***** DATA SUPPLIED
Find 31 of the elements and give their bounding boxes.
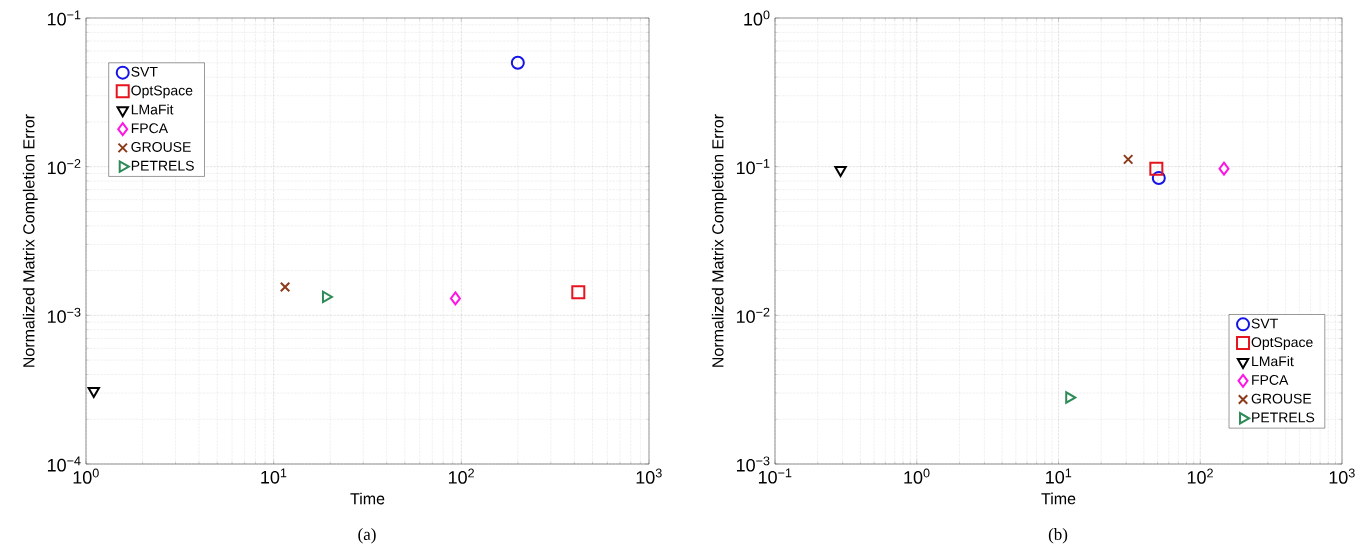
y-tick-label: 10$^{−3}$ [47, 307, 81, 323]
text: (b) [1048, 528, 1068, 544]
y-axis-title: Normalized Matrix Completion Error [22, 114, 38, 367]
x-axis-title: Time [350, 492, 385, 505]
x-tick-label: 10$^{2}$ [1187, 468, 1213, 484]
x-axis-title: Time [1041, 492, 1076, 505]
legend-label: SVT [1251, 318, 1278, 329]
x-tick-label: 10$^{0}$ [904, 468, 930, 484]
legend-label: LMaFit [1252, 355, 1294, 367]
text: (a) [358, 528, 376, 544]
legend-label: LMaFit [131, 104, 174, 115]
x-tick-label: 10$^{3}$ [636, 468, 662, 484]
legend-label: OptSpace [1251, 337, 1313, 350]
x-tick-label: 10$^{1}$ [1046, 468, 1072, 484]
legend-label: GROUSE [131, 142, 191, 152]
y-tick-label: 10$^{0}$ [744, 10, 770, 26]
legend-label: PETRELS [131, 160, 194, 171]
legend-label: OptSpace [131, 85, 193, 99]
y-tick-label: 10$^{−2}$ [736, 307, 770, 323]
legend-label: GROUSE [1251, 393, 1312, 404]
legend-label: PETRELS [1252, 412, 1315, 423]
y-tick-label: 10$^{−1}$ [47, 10, 81, 26]
y-tick-label: 10$^{−2}$ [47, 159, 81, 175]
legend-label: FPCA [1252, 374, 1289, 385]
legend-label: FPCA [131, 123, 169, 134]
y-axis-title: Normalized Matrix Completion Error [711, 114, 727, 367]
legend-label: SVT [131, 66, 158, 77]
x-tick-label: 10$^{3}$ [1329, 468, 1355, 484]
y-tick-label: 10$^{−1}$ [736, 159, 770, 175]
x-tick-label: 10$^{1}$ [261, 468, 287, 484]
x-tick-label: 10$^{2}$ [448, 468, 474, 484]
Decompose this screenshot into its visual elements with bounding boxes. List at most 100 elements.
**********
TASK REQUIREMENTS => Give every line of the items above as a JSON list of strings, one string per line, leaving out blank lines. Leave the pictures out of your answer.

EXPECTED OUTPUT =>
[
  "Find 31 of the elements and give their bounding boxes.",
  "y-tick-label: 10$^{−3}$ [47, 307, 81, 323]",
  "text: (b) [1048, 528, 1068, 544]",
  "y-axis-title: Normalized Matrix Completion Error [22, 114, 38, 367]",
  "x-axis-title: Time [350, 492, 385, 505]",
  "x-tick-label: 10$^{2}$ [1187, 468, 1213, 484]",
  "x-axis-title: Time [1041, 492, 1076, 505]",
  "legend-label: SVT [1251, 318, 1278, 329]",
  "x-tick-label: 10$^{0}$ [904, 468, 930, 484]",
  "legend-label: LMaFit [1252, 355, 1294, 367]",
  "text: (a) [358, 528, 376, 544]",
  "legend-label: LMaFit [131, 104, 174, 115]",
  "x-tick-label: 10$^{3}$ [636, 468, 662, 484]",
  "legend-label: OptSpace [1251, 337, 1313, 350]",
  "x-tick-label: 10$^{1}$ [1046, 468, 1072, 484]",
  "legend-label: GROUSE [131, 142, 191, 152]",
  "y-tick-label: 10$^{0}$ [744, 10, 770, 26]",
  "legend-label: PETRELS [131, 160, 194, 171]",
  "legend-label: OptSpace [131, 85, 193, 99]",
  "y-tick-label: 10$^{−2}$ [736, 307, 770, 323]",
  "legend-label: GROUSE [1251, 393, 1312, 404]",
  "legend-label: PETRELS [1252, 412, 1315, 423]",
  "y-tick-label: 10$^{−1}$ [47, 10, 81, 26]",
  "y-tick-label: 10$^{−2}$ [47, 159, 81, 175]",
  "legend-label: FPCA [1252, 374, 1289, 385]",
  "legend-label: FPCA [131, 123, 169, 134]",
  "y-axis-title: Normalized Matrix Completion Error [711, 114, 727, 367]",
  "legend-label: SVT [131, 66, 158, 77]",
  "x-tick-label: 10$^{3}$ [1329, 468, 1355, 484]",
  "y-tick-label: 10$^{−1}$ [736, 159, 770, 175]",
  "x-tick-label: 10$^{1}$ [261, 468, 287, 484]",
  "x-tick-label: 10$^{2}$ [448, 468, 474, 484]",
  "Decompose this screenshot into its visual elements with bounding boxes. List at most 100 elements."
]